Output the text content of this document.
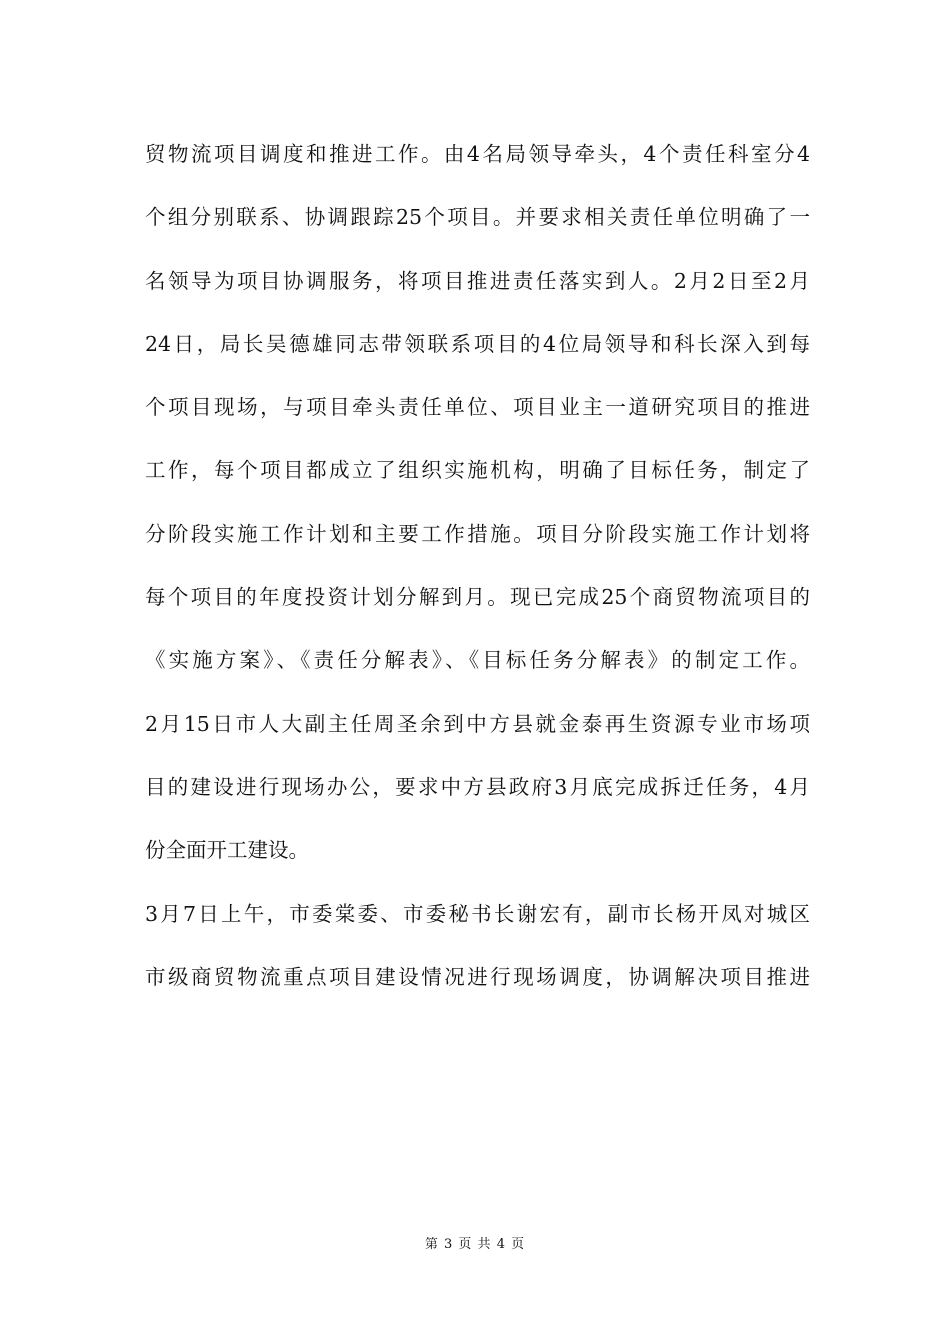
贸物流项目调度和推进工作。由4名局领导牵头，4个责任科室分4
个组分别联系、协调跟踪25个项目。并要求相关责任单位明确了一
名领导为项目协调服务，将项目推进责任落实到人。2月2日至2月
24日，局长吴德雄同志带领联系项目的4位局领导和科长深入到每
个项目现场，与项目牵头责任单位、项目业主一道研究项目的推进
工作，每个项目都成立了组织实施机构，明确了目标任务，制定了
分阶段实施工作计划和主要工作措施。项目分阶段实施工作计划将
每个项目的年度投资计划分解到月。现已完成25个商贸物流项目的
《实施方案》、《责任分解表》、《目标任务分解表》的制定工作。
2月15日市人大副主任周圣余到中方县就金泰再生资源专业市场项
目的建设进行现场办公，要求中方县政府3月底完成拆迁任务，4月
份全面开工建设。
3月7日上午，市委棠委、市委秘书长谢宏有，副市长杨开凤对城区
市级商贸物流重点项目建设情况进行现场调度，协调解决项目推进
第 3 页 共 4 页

WHAT THIS TASK INVOLVES
Write out every line above exactly as it is, leaving out the pictures.

EXPECTED OUTPUT
Output the text content of this document.
贸物流项目调度和推进工作。由4名局领导牵头，4个责任科室分4
个组分别联系、协调跟踪25个项目。并要求相关责任单位明确了一
名领导为项目协调服务，将项目推进责任落实到人。2月2日至2月
24日，局长吴德雄同志带领联系项目的4位局领导和科长深入到每
个项目现场，与项目牵头责任单位、项目业主一道研究项目的推进
工作，每个项目都成立了组织实施机构，明确了目标任务，制定了
分阶段实施工作计划和主要工作措施。项目分阶段实施工作计划将
每个项目的年度投资计划分解到月。现已完成25个商贸物流项目的
《实施方案》、《责任分解表》、《目标任务分解表》的制定工作。
2月15日市人大副主任周圣余到中方县就金泰再生资源专业市场项
目的建设进行现场办公，要求中方县政府3月底完成拆迁任务，4月
份全面开工建设。
3月7日上午，市委棠委、市委秘书长谢宏有，副市长杨开凤对城区
市级商贸物流重点项目建设情况进行现场调度，协调解决项目推进
第 3 页 共 4 页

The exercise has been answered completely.